TASK
Quote every line below exactly and skip any picture.

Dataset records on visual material
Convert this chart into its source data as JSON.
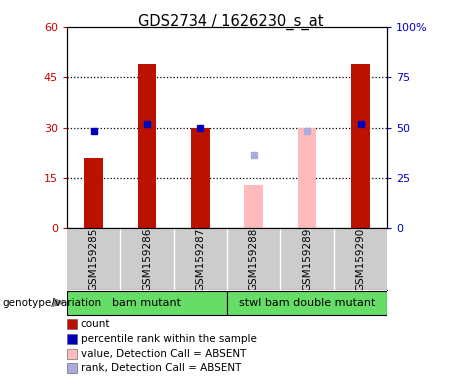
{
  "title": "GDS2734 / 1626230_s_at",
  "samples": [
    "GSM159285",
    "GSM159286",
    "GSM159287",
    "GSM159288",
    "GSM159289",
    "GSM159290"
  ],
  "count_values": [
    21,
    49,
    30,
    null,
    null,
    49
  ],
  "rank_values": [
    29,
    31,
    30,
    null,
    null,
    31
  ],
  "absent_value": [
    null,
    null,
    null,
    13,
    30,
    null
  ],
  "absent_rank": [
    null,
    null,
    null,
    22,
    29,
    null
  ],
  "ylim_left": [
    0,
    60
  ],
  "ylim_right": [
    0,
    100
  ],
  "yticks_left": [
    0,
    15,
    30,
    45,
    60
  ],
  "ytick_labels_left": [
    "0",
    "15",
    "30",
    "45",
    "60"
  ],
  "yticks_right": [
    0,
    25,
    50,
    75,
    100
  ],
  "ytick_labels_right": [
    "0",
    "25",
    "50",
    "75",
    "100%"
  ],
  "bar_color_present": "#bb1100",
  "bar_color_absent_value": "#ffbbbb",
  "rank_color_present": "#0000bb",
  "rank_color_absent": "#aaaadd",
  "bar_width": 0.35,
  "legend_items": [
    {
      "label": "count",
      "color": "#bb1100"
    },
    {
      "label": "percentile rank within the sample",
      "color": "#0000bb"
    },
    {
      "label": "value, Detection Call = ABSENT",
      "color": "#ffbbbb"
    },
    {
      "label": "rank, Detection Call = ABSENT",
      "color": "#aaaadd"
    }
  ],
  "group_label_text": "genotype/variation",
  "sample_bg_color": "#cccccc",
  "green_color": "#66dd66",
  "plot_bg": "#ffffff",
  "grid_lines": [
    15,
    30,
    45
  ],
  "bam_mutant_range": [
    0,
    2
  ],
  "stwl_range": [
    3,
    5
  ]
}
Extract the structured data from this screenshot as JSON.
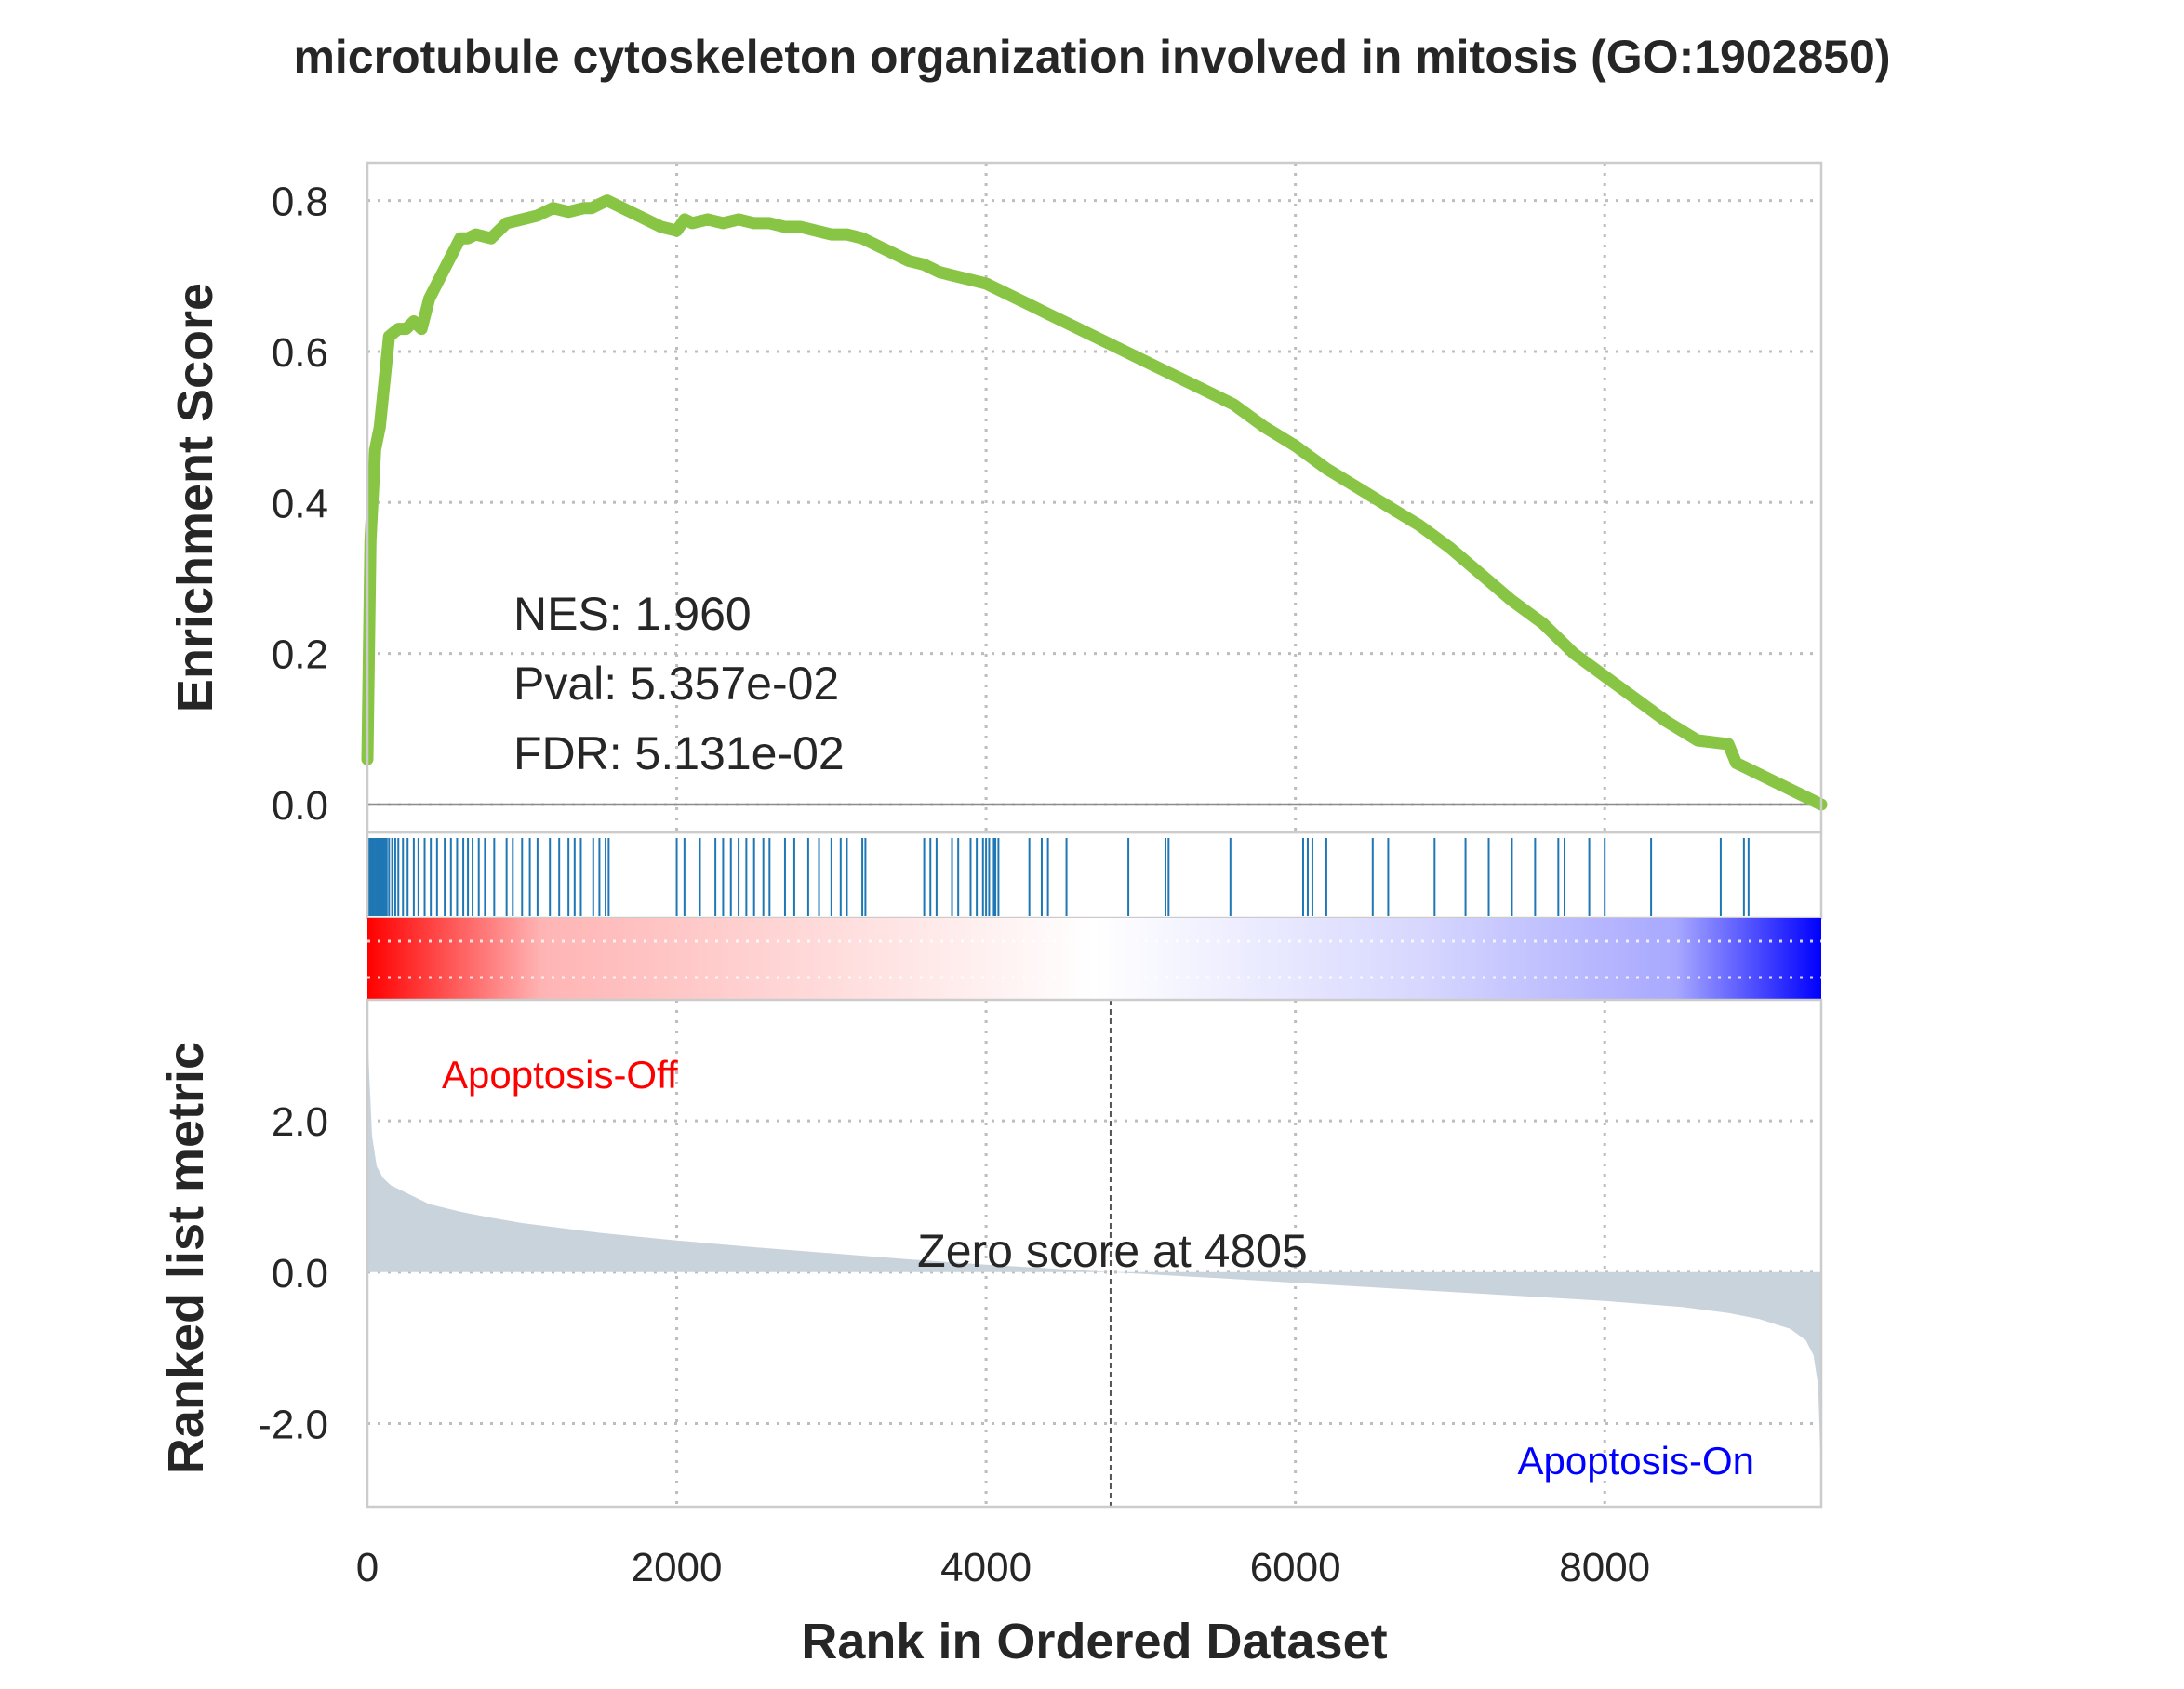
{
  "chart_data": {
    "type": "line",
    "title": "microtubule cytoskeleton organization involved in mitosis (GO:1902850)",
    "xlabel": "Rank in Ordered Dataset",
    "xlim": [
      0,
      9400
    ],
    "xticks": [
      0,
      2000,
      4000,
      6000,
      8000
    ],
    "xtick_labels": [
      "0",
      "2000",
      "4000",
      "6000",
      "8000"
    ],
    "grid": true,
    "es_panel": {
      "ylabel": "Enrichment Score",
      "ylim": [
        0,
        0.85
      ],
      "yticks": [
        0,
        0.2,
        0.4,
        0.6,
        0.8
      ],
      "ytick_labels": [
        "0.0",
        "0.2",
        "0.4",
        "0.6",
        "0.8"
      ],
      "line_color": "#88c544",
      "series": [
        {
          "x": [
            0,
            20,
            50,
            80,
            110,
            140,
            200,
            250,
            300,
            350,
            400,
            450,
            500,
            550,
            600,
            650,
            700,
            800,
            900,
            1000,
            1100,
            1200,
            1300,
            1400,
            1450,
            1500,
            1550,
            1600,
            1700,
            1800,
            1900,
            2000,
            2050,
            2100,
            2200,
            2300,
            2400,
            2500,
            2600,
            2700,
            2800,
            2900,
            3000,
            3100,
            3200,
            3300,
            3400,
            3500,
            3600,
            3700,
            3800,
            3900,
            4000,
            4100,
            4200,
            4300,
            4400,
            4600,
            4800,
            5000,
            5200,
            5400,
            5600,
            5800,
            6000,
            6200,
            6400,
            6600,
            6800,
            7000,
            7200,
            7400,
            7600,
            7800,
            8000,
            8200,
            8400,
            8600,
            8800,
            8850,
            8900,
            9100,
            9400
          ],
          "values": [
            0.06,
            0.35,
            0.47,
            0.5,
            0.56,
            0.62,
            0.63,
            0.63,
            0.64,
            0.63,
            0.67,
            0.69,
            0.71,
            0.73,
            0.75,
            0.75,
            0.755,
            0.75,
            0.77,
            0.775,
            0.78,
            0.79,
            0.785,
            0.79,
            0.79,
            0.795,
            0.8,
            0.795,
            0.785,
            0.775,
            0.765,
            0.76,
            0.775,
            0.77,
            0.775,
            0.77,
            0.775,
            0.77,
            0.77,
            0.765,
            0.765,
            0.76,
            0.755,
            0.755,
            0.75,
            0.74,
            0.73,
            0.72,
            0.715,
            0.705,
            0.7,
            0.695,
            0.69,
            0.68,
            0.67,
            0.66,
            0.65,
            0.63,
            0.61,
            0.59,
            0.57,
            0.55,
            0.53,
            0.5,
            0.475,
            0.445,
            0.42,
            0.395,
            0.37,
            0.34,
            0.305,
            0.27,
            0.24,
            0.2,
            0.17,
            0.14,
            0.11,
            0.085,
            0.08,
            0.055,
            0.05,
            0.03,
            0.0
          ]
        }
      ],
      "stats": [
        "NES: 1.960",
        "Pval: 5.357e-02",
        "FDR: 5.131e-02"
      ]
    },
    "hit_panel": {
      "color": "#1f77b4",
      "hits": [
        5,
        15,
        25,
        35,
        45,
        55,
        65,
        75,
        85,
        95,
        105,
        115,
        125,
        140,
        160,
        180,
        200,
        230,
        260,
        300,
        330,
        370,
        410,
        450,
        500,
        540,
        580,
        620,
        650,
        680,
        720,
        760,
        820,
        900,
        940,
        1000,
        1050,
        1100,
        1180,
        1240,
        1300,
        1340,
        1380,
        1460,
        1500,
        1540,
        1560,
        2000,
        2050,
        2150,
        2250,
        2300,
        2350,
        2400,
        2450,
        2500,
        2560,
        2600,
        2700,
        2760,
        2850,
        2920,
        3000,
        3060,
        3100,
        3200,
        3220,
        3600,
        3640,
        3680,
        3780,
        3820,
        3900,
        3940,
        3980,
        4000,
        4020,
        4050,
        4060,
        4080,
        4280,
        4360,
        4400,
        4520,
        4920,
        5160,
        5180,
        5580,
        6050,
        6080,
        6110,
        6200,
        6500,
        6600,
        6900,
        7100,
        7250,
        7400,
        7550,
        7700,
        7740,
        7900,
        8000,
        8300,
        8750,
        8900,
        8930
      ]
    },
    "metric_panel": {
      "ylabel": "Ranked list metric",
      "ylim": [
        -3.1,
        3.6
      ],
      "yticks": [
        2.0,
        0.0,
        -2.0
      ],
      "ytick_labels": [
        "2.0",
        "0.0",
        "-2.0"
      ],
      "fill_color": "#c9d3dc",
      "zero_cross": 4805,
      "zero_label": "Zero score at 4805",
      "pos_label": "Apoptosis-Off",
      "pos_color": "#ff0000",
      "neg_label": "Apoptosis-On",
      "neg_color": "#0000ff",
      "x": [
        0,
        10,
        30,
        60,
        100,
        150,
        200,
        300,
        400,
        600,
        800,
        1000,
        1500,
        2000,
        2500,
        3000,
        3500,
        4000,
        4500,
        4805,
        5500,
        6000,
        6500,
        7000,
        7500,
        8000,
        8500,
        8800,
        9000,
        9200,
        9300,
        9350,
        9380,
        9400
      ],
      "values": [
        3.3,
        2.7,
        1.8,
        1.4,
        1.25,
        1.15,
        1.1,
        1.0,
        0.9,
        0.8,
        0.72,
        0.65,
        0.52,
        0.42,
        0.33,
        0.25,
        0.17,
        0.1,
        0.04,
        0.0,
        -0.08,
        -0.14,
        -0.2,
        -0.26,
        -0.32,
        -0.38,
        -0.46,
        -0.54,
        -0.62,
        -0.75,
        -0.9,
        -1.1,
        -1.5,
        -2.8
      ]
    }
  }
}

SOLVED EXERCISE
Convert this chart into its source data as JSON.
{
  "title": "GDS2734 / 1626230_s_at",
  "samples": [
    "GSM159285",
    "GSM159286",
    "GSM159287",
    "GSM159288",
    "GSM159289",
    "GSM159290"
  ],
  "count_values": [
    21,
    49,
    30,
    null,
    null,
    49
  ],
  "rank_values": [
    29,
    31,
    30,
    null,
    null,
    31
  ],
  "absent_value": [
    null,
    null,
    null,
    13,
    30,
    null
  ],
  "absent_rank": [
    null,
    null,
    null,
    22,
    29,
    null
  ],
  "ylim_left": [
    0,
    60
  ],
  "ylim_right": [
    0,
    100
  ],
  "yticks_left": [
    0,
    15,
    30,
    45,
    60
  ],
  "ytick_labels_left": [
    "0",
    "15",
    "30",
    "45",
    "60"
  ],
  "yticks_right": [
    0,
    25,
    50,
    75,
    100
  ],
  "ytick_labels_right": [
    "0",
    "25",
    "50",
    "75",
    "100%"
  ],
  "bar_color_present": "#bb1100",
  "bar_color_absent_value": "#ffbbbb",
  "rank_color_present": "#0000bb",
  "rank_color_absent": "#aaaadd",
  "bar_width": 0.35,
  "legend_items": [
    {
      "label": "count",
      "color": "#bb1100"
    },
    {
      "label": "percentile rank within the sample",
      "color": "#0000bb"
    },
    {
      "label": "value, Detection Call = ABSENT",
      "color": "#ffbbbb"
    },
    {
      "label": "rank, Detection Call = ABSENT",
      "color": "#aaaadd"
    }
  ],
  "group_label_text": "genotype/variation",
  "sample_bg_color": "#cccccc",
  "green_color": "#66dd66",
  "plot_bg": "#ffffff",
  "grid_lines": [
    15,
    30,
    45
  ],
  "bam_mutant_range": [
    0,
    2
  ],
  "stwl_range": [
    3,
    5
  ]
}
Extract the structured data from this screenshot as JSON.
{
  "chart_data": {
    "type": "line",
    "title": "microtubule cytoskeleton organization involved in mitosis (GO:1902850)",
    "xlabel": "Rank in Ordered Dataset",
    "xlim": [
      0,
      9400
    ],
    "xticks": [
      0,
      2000,
      4000,
      6000,
      8000
    ],
    "xtick_labels": [
      "0",
      "2000",
      "4000",
      "6000",
      "8000"
    ],
    "grid": true,
    "es_panel": {
      "ylabel": "Enrichment Score",
      "ylim": [
        0,
        0.85
      ],
      "yticks": [
        0,
        0.2,
        0.4,
        0.6,
        0.8
      ],
      "ytick_labels": [
        "0.0",
        "0.2",
        "0.4",
        "0.6",
        "0.8"
      ],
      "line_color": "#88c544",
      "series": [
        {
          "x": [
            0,
            20,
            50,
            80,
            110,
            140,
            200,
            250,
            300,
            350,
            400,
            450,
            500,
            550,
            600,
            650,
            700,
            800,
            900,
            1000,
            1100,
            1200,
            1300,
            1400,
            1450,
            1500,
            1550,
            1600,
            1700,
            1800,
            1900,
            2000,
            2050,
            2100,
            2200,
            2300,
            2400,
            2500,
            2600,
            2700,
            2800,
            2900,
            3000,
            3100,
            3200,
            3300,
            3400,
            3500,
            3600,
            3700,
            3800,
            3900,
            4000,
            4100,
            4200,
            4300,
            4400,
            4600,
            4800,
            5000,
            5200,
            5400,
            5600,
            5800,
            6000,
            6200,
            6400,
            6600,
            6800,
            7000,
            7200,
            7400,
            7600,
            7800,
            8000,
            8200,
            8400,
            8600,
            8800,
            8850,
            8900,
            9100,
            9400
          ],
          "values": [
            0.06,
            0.35,
            0.47,
            0.5,
            0.56,
            0.62,
            0.63,
            0.63,
            0.64,
            0.63,
            0.67,
            0.69,
            0.71,
            0.73,
            0.75,
            0.75,
            0.755,
            0.75,
            0.77,
            0.775,
            0.78,
            0.79,
            0.785,
            0.79,
            0.79,
            0.795,
            0.8,
            0.795,
            0.785,
            0.775,
            0.765,
            0.76,
            0.775,
            0.77,
            0.775,
            0.77,
            0.775,
            0.77,
            0.77,
            0.765,
            0.765,
            0.76,
            0.755,
            0.755,
            0.75,
            0.74,
            0.73,
            0.72,
            0.715,
            0.705,
            0.7,
            0.695,
            0.69,
            0.68,
            0.67,
            0.66,
            0.65,
            0.63,
            0.61,
            0.59,
            0.57,
            0.55,
            0.53,
            0.5,
            0.475,
            0.445,
            0.42,
            0.395,
            0.37,
            0.34,
            0.305,
            0.27,
            0.24,
            0.2,
            0.17,
            0.14,
            0.11,
            0.085,
            0.08,
            0.055,
            0.05,
            0.03,
            0.0
          ]
        }
      ],
      "stats": [
        "NES: 1.960",
        "Pval: 5.357e-02",
        "FDR: 5.131e-02"
      ]
    },
    "hit_panel": {
      "color": "#1f77b4",
      "hits": [
        5,
        15,
        25,
        35,
        45,
        55,
        65,
        75,
        85,
        95,
        105,
        115,
        125,
        140,
        160,
        180,
        200,
        230,
        260,
        300,
        330,
        370,
        410,
        450,
        500,
        540,
        580,
        620,
        650,
        680,
        720,
        760,
        820,
        900,
        940,
        1000,
        1050,
        1100,
        1180,
        1240,
        1300,
        1340,
        1380,
        1460,
        1500,
        1540,
        1560,
        2000,
        2050,
        2150,
        2250,
        2300,
        2350,
        2400,
        2450,
        2500,
        2560,
        2600,
        2700,
        2760,
        2850,
        2920,
        3000,
        3060,
        3100,
        3200,
        3220,
        3600,
        3640,
        3680,
        3780,
        3820,
        3900,
        3940,
        3980,
        4000,
        4020,
        4050,
        4060,
        4080,
        4280,
        4360,
        4400,
        4520,
        4920,
        5160,
        5180,
        5580,
        6050,
        6080,
        6110,
        6200,
        6500,
        6600,
        6900,
        7100,
        7250,
        7400,
        7550,
        7700,
        7740,
        7900,
        8000,
        8300,
        8750,
        8900,
        8930
      ]
    },
    "metric_panel": {
      "ylabel": "Ranked list metric",
      "ylim": [
        -3.1,
        3.6
      ],
      "yticks": [
        2.0,
        0.0,
        -2.0
      ],
      "ytick_labels": [
        "2.0",
        "0.0",
        "-2.0"
      ],
      "fill_color": "#c9d3dc",
      "zero_cross": 4805,
      "zero_label": "Zero score at 4805",
      "pos_label": "Apoptosis-Off",
      "pos_color": "#ff0000",
      "neg_label": "Apoptosis-On",
      "neg_color": "#0000ff",
      "x": [
        0,
        10,
        30,
        60,
        100,
        150,
        200,
        300,
        400,
        600,
        800,
        1000,
        1500,
        2000,
        2500,
        3000,
        3500,
        4000,
        4500,
        4805,
        5500,
        6000,
        6500,
        7000,
        7500,
        8000,
        8500,
        8800,
        9000,
        9200,
        9300,
        9350,
        9380,
        9400
      ],
      "values": [
        3.3,
        2.7,
        1.8,
        1.4,
        1.25,
        1.15,
        1.1,
        1.0,
        0.9,
        0.8,
        0.72,
        0.65,
        0.52,
        0.42,
        0.33,
        0.25,
        0.17,
        0.1,
        0.04,
        0.0,
        -0.08,
        -0.14,
        -0.2,
        -0.26,
        -0.32,
        -0.38,
        -0.46,
        -0.54,
        -0.62,
        -0.75,
        -0.9,
        -1.1,
        -1.5,
        -2.8
      ]
    }
  }
}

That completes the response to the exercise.